··· Page extract ···

    Convenience comes at a price. And when yet another Mom and Pop store closes, I wonder if it's worth it. I am complicit in their demise and my lack of privacy.

    ReplyDelete
    Replies
    1. Shawn, I think I might be on the same page with you about completing questionnaires. Rarely do I accept such an invitation.

      On to my agreement with you about Pottery Barn. As you might also remember, its origins back in the late 1960s was humble and the products sold were imports of "real" items, mainly from Europe. I still have my morning Cheerios from a TG Green ironstone dish bought way back then...and have three extras left from the set, in case of ironstone breakage. It's all knock offs now.

      I do try to still choose a Mom and Pop shop, particularly those who still exist in my neighborhood, and love shopping at the farmers markets. Think I'm still resistant to herding.

      Tom, please forgive me for taking up this space.

      Comment for you later in the queue.

      Delete
    2. What, exactly, is a Mom and Pop shop? Is it a small local store that sells " everything" ?

      Delete
    3. If you don't know what a Mom and Pop store is, how come you try to use them whenever possible?

      Shawn - I've just remembered what is worse than surveys: When you buy something online, then for about a year, get offered the same item over and over again because of the 'intelligent' personalised target advertising.

      Delete
    4. Oi Tom……different Frances!! ( In England )

      Delete
  4. We're all so spoiled with convenience and cheap goods here in the first world, that it's easy for people to act like grown up spoiled brats over even the most minor frustrations in life. Working in retail, I see this kind of thing a whole lot. Most people have no idea what it's like for a large majority of the human race in poorer parts of the world (losing a child for the lack of 25 cents for Christ's sake!) and seriously need to check their privilege. And I include myself in that category, too.

    ReplyDelete
    Replies
    1. Most of the time, I do not want this amount of 'choice'.

      Delete
  5. I'll be happy if Blair gets done for contempt of parliament. They should send him the Tower and chop off his head.

    ReplyDelete
  6. Here they use surveys as a marketing-trick: for example, the weekly (honorable)magazine DIE ZEIT mails you to ask your opinion ("What do you think - how will GB vote?) - and then they try to sell you an subscription.
··· Data listing ···
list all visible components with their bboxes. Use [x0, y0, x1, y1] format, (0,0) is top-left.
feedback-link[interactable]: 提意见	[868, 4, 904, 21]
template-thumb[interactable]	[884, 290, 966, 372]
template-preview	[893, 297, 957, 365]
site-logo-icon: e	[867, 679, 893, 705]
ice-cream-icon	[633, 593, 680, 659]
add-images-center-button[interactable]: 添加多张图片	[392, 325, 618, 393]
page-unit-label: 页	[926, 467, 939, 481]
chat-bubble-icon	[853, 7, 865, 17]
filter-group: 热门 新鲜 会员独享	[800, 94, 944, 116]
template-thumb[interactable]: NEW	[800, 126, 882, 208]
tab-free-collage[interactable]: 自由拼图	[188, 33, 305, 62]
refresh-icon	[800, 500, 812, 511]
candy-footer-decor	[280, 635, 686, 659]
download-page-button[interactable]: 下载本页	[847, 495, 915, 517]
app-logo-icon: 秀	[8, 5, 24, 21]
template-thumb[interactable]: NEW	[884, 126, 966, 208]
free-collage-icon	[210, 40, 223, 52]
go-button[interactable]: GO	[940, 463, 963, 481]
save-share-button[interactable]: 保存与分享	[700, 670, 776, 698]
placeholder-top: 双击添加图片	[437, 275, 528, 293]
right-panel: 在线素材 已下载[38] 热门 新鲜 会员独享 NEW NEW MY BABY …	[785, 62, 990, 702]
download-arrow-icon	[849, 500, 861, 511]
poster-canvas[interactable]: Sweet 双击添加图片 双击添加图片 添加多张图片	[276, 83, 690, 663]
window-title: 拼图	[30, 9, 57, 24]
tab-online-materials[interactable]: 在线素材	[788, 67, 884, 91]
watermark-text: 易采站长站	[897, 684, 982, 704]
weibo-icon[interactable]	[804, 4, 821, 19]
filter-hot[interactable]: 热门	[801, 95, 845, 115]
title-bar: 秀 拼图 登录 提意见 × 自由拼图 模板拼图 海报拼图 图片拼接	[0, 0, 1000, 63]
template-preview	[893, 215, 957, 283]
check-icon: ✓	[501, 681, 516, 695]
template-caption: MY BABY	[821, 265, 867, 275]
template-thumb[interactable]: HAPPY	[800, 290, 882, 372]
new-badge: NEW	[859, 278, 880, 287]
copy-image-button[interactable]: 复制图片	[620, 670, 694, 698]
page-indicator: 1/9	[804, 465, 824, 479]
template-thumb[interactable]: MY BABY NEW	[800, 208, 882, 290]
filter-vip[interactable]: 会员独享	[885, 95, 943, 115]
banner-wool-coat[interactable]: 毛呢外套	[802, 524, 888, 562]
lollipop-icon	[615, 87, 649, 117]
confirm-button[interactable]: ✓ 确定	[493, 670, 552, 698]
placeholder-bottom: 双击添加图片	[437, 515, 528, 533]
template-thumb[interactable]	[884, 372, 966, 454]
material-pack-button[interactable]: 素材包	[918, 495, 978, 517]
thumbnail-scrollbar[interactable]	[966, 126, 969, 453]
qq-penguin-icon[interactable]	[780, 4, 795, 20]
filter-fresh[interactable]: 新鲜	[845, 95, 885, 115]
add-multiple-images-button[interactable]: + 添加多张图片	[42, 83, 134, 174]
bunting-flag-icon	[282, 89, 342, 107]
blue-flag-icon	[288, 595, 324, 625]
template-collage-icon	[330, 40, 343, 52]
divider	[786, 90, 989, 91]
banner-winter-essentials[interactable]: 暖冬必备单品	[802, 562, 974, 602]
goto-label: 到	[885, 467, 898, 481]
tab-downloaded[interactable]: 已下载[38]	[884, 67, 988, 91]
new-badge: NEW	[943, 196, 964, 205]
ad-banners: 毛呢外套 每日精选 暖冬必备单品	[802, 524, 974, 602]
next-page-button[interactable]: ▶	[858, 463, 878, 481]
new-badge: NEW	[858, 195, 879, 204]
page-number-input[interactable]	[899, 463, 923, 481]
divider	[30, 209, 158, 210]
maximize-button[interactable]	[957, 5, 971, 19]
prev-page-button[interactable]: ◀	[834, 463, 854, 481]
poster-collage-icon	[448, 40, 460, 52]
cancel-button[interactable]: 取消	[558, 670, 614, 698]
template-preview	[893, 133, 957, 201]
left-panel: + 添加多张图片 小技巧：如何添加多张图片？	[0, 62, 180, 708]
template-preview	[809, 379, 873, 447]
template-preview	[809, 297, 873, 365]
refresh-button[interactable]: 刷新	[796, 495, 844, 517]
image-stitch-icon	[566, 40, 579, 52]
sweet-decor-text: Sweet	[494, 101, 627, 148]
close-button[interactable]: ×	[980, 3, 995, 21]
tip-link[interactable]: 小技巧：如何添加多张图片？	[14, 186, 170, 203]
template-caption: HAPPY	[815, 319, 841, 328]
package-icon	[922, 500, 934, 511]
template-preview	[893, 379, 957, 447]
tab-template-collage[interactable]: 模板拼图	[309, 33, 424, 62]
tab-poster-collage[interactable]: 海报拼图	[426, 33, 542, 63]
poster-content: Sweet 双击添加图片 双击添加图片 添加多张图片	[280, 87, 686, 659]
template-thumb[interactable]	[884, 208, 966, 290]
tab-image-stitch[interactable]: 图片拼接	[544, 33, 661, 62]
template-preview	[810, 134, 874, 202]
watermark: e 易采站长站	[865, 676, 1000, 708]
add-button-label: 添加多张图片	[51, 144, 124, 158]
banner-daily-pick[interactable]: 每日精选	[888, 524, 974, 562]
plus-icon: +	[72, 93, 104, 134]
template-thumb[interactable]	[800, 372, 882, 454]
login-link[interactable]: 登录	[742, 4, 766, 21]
···
_Tasks and exercises_
**A.** In the comment thread, when did Pottery Barn have its humble origins?
**B.** Copy out the part of the comment thread that opens with the words containing "I do try to" and closes with "personalised target advertising.", and put "flea markets" in place of "farmers markets".

_Results_
**A.** In the late 1960s.

**B.**
I do try to still choose a Mom and Pop shop, particularly those who still exist in my neighborhood, and love shopping at the flea markets. Think I'm still resistant to herding.

      Tom, please forgive me for taking up this space.

      Comment for you later in the queue.

      Delete
    2. What, exactly, is a Mom and Pop shop? Is it a small local store that sells " everything" ?

      Delete
    3. If you don't know what a Mom and Pop store is, how come you try to use them whenever possible?

      Shawn - I've just remembered what is worse than surveys: When you buy something online, then for about a year, get offered the same item over and over again because of the 'intelligent' personalised target advertising.